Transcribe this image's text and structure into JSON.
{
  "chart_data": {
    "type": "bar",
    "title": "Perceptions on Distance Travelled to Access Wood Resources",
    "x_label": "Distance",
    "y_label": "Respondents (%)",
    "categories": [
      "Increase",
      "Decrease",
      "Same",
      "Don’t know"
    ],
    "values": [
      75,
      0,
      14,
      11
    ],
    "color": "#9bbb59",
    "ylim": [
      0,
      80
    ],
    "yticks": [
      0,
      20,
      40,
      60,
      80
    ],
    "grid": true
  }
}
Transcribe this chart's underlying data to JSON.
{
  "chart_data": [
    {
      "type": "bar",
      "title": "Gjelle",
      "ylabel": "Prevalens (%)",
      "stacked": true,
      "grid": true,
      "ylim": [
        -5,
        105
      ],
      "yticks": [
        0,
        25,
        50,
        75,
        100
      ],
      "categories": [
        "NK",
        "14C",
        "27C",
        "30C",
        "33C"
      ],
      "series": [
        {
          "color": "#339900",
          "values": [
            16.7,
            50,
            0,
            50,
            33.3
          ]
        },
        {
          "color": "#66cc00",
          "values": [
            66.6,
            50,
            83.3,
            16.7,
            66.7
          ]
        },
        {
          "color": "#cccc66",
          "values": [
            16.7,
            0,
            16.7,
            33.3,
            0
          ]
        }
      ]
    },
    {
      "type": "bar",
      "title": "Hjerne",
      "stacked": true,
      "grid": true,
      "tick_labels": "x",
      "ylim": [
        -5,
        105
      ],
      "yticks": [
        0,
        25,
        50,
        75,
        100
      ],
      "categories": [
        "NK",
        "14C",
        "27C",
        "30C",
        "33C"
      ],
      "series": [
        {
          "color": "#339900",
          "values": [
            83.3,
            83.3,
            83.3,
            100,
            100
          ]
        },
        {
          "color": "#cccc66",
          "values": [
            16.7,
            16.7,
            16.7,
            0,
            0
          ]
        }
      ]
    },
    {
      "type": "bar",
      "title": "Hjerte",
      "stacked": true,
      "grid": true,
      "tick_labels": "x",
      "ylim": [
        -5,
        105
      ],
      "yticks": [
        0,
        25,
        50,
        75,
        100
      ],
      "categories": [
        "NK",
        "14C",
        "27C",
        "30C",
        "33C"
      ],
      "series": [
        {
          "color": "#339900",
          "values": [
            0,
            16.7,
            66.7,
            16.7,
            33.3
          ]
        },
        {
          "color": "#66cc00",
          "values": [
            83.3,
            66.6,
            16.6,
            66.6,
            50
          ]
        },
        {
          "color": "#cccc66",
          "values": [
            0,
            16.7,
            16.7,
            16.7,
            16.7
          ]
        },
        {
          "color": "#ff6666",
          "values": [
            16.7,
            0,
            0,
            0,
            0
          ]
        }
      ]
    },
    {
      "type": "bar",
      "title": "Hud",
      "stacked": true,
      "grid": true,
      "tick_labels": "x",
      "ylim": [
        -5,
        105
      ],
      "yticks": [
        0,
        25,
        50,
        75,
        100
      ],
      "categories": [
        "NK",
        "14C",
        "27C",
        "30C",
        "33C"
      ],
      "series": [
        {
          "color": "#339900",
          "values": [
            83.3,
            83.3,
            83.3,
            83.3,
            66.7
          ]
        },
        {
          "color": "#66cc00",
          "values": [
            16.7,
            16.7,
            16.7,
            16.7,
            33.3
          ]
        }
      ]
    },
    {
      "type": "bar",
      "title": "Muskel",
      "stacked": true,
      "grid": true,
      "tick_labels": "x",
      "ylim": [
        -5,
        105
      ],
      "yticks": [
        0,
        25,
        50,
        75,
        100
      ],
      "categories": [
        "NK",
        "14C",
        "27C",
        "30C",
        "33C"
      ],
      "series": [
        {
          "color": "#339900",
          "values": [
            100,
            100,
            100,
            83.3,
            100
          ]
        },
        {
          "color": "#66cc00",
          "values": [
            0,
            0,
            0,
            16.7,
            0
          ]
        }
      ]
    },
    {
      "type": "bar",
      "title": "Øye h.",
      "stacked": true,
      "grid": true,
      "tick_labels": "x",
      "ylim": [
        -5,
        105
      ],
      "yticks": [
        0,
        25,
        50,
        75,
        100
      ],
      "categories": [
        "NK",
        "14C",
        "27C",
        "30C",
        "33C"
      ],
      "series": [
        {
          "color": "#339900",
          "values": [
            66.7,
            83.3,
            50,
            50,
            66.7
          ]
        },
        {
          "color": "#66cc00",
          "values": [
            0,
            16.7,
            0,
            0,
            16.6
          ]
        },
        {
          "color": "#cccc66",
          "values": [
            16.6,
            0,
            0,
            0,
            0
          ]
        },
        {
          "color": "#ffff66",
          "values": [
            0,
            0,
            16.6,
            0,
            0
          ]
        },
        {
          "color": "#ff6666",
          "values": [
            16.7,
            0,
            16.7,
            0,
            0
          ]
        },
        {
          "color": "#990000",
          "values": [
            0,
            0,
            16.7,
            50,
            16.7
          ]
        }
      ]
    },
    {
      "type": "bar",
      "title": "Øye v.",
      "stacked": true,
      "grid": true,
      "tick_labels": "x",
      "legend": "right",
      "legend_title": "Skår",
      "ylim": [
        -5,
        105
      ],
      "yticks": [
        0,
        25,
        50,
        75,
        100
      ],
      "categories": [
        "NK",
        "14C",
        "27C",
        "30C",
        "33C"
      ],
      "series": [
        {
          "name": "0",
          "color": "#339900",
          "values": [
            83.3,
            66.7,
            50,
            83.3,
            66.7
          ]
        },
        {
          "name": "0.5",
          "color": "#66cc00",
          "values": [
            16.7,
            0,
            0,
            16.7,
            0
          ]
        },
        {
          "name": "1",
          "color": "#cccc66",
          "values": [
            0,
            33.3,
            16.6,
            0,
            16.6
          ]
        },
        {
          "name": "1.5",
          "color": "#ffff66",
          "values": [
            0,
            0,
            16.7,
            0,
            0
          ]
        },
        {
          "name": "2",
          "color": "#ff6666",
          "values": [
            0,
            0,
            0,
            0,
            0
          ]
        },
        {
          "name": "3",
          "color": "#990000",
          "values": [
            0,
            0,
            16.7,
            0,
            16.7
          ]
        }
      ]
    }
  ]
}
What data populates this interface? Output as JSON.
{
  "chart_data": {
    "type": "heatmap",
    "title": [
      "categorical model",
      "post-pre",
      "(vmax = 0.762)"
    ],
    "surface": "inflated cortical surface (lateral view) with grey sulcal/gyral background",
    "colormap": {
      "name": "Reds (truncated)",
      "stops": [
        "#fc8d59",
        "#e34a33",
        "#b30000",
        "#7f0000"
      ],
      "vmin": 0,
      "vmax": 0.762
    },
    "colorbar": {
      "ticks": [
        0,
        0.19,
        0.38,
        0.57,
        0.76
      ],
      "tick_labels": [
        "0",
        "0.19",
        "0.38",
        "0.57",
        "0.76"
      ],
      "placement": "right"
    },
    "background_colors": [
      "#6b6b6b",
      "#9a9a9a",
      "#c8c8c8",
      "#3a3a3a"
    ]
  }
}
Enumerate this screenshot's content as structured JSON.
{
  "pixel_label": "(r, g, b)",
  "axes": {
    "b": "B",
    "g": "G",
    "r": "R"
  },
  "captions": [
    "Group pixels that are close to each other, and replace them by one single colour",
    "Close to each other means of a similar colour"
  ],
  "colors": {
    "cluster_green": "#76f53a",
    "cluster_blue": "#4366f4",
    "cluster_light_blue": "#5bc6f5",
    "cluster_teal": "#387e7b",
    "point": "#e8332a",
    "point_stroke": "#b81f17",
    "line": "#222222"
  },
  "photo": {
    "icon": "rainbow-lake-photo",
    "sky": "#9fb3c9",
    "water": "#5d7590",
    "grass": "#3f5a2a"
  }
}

* _Given exercise_
The records above should be restated word for word, please.

* _Exercise output_
Transcribe this image's text and structure into JSON.
{
  "chart_data": {
    "type": "bar",
    "title": "Perceptions on Distance Travelled to Access Wood Resources",
    "x_label": "Distance",
    "y_label": "Respondents (%)",
    "categories": [
      "Increase",
      "Decrease",
      "Same",
      "Don’t know"
    ],
    "values": [
      75,
      0,
      14,
      11
    ],
    "color": "#9bbb59",
    "ylim": [
      0,
      80
    ],
    "yticks": [
      0,
      20,
      40,
      60,
      80
    ],
    "grid": true
  }
}
Transcribe this chart's underlying data to JSON.
{
  "chart_data": [
    {
      "type": "bar",
      "title": "Gjelle",
      "ylabel": "Prevalens (%)",
      "stacked": true,
      "grid": true,
      "ylim": [
        -5,
        105
      ],
      "yticks": [
        0,
        25,
        50,
        75,
        100
      ],
      "categories": [
        "NK",
        "14C",
        "27C",
        "30C",
        "33C"
      ],
      "series": [
        {
          "color": "#339900",
          "values": [
            16.7,
            50,
            0,
            50,
            33.3
          ]
        },
        {
          "color": "#66cc00",
          "values": [
            66.6,
            50,
            83.3,
            16.7,
            66.7
          ]
        },
        {
          "color": "#cccc66",
          "values": [
            16.7,
            0,
            16.7,
            33.3,
            0
          ]
        }
      ]
    },
    {
      "type": "bar",
      "title": "Hjerne",
      "stacked": true,
      "grid": true,
      "tick_labels": "x",
      "ylim": [
        -5,
        105
      ],
      "yticks": [
        0,
        25,
        50,
        75,
        100
      ],
      "categories": [
        "NK",
        "14C",
        "27C",
        "30C",
        "33C"
      ],
      "series": [
        {
          "color": "#339900",
          "values": [
            83.3,
            83.3,
            83.3,
            100,
            100
          ]
        },
        {
          "color": "#cccc66",
          "values": [
            16.7,
            16.7,
            16.7,
            0,
            0
          ]
        }
      ]
    },
    {
      "type": "bar",
      "title": "Hjerte",
      "stacked": true,
      "grid": true,
      "tick_labels": "x",
      "ylim": [
        -5,
        105
      ],
      "yticks": [
        0,
        25,
        50,
        75,
        100
      ],
      "categories": [
        "NK",
        "14C",
        "27C",
        "30C",
        "33C"
      ],
      "series": [
        {
          "color": "#339900",
          "values": [
            0,
            16.7,
            66.7,
            16.7,
            33.3
          ]
        },
        {
          "color": "#66cc00",
          "values": [
            83.3,
            66.6,
            16.6,
            66.6,
            50
          ]
        },
        {
          "color": "#cccc66",
          "values": [
            0,
            16.7,
            16.7,
            16.7,
            16.7
          ]
        },
        {
          "color": "#ff6666",
          "values": [
            16.7,
            0,
            0,
            0,
            0
          ]
        }
      ]
    },
    {
      "type": "bar",
      "title": "Hud",
      "stacked": true,
      "grid": true,
      "tick_labels": "x",
      "ylim": [
        -5,
        105
      ],
      "yticks": [
        0,
        25,
        50,
        75,
        100
      ],
      "categories": [
        "NK",
        "14C",
        "27C",
        "30C",
        "33C"
      ],
      "series": [
        {
          "color": "#339900",
          "values": [
            83.3,
            83.3,
            83.3,
            83.3,
            66.7
          ]
        },
        {
          "color": "#66cc00",
          "values": [
            16.7,
            16.7,
            16.7,
            16.7,
            33.3
          ]
        }
      ]
    },
    {
      "type": "bar",
      "title": "Muskel",
      "stacked": true,
      "grid": true,
      "tick_labels": "x",
      "ylim": [
        -5,
        105
      ],
      "yticks": [
        0,
        25,
        50,
        75,
        100
      ],
      "categories": [
        "NK",
        "14C",
        "27C",
        "30C",
        "33C"
      ],
      "series": [
        {
          "color": "#339900",
          "values": [
            100,
            100,
            100,
            83.3,
            100
          ]
        },
        {
          "color": "#66cc00",
          "values": [
            0,
            0,
            0,
            16.7,
            0
          ]
        }
      ]
    },
    {
      "type": "bar",
      "title": "Øye h.",
      "stacked": true,
      "grid": true,
      "tick_labels": "x",
      "ylim": [
        -5,
        105
      ],
      "yticks": [
        0,
        25,
        50,
        75,
        100
      ],
      "categories": [
        "NK",
        "14C",
        "27C",
        "30C",
        "33C"
      ],
      "series": [
        {
          "color": "#339900",
          "values": [
            66.7,
            83.3,
            50,
            50,
            66.7
          ]
        },
        {
          "color": "#66cc00",
          "values": [
            0,
            16.7,
            0,
            0,
            16.6
          ]
        },
        {
          "color": "#cccc66",
          "values": [
            16.6,
            0,
            0,
            0,
            0
          ]
        },
        {
          "color": "#ffff66",
          "values": [
            0,
            0,
            16.6,
            0,
            0
          ]
        },
        {
          "color": "#ff6666",
          "values": [
            16.7,
            0,
            16.7,
            0,
            0
          ]
        },
        {
          "color": "#990000",
          "values": [
            0,
            0,
            16.7,
            50,
            16.7
          ]
        }
      ]
    },
    {
      "type": "bar",
      "title": "Øye v.",
      "stacked": true,
      "grid": true,
      "tick_labels": "x",
      "legend": "right",
      "legend_title": "Skår",
      "ylim": [
        -5,
        105
      ],
      "yticks": [
        0,
        25,
        50,
        75,
        100
      ],
      "categories": [
        "NK",
        "14C",
        "27C",
        "30C",
        "33C"
      ],
      "series": [
        {
          "name": "0",
          "color": "#339900",
          "values": [
            83.3,
            66.7,
            50,
            83.3,
            66.7
          ]
        },
        {
          "name": "0.5",
          "color": "#66cc00",
          "values": [
            16.7,
            0,
            0,
            16.7,
            0
          ]
        },
        {
          "name": "1",
          "color": "#cccc66",
          "values": [
            0,
            33.3,
            16.6,
            0,
            16.6
          ]
        },
        {
          "name": "1.5",
          "color": "#ffff66",
          "values": [
            0,
            0,
            16.7,
            0,
            0
          ]
        },
        {
          "name": "2",
          "color": "#ff6666",
          "values": [
            0,
            0,
            0,
            0,
            0
          ]
        },
        {
          "name": "3",
          "color": "#990000",
          "values": [
            0,
            0,
            16.7,
            0,
            16.7
          ]
        }
      ]
    }
  ]
}
What data populates this interface? Output as JSON.
{
  "chart_data": {
    "type": "heatmap",
    "title": [
      "categorical model",
      "post-pre",
      "(vmax = 0.762)"
    ],
    "surface": "inflated cortical surface (lateral view) with grey sulcal/gyral background",
    "colormap": {
      "name": "Reds (truncated)",
      "stops": [
        "#fc8d59",
        "#e34a33",
        "#b30000",
        "#7f0000"
      ],
      "vmin": 0,
      "vmax": 0.762
    },
    "colorbar": {
      "ticks": [
        0,
        0.19,
        0.38,
        0.57,
        0.76
      ],
      "tick_labels": [
        "0",
        "0.19",
        "0.38",
        "0.57",
        "0.76"
      ],
      "placement": "right"
    },
    "background_colors": [
      "#6b6b6b",
      "#9a9a9a",
      "#c8c8c8",
      "#3a3a3a"
    ]
  }
}
Enumerate this screenshot's content as structured JSON.
{
  "pixel_label": "(r, g, b)",
  "axes": {
    "b": "B",
    "g": "G",
    "r": "R"
  },
  "captions": [
    "Group pixels that are close to each other, and replace them by one single colour",
    "Close to each other means of a similar colour"
  ],
  "colors": {
    "cluster_green": "#76f53a",
    "cluster_blue": "#4366f4",
    "cluster_light_blue": "#5bc6f5",
    "cluster_teal": "#387e7b",
    "point": "#e8332a",
    "point_stroke": "#b81f17",
    "line": "#222222"
  },
  "photo": {
    "icon": "rainbow-lake-photo",
    "sky": "#9fb3c9",
    "water": "#5d7590",
    "grass": "#3f5a2a"
  }
}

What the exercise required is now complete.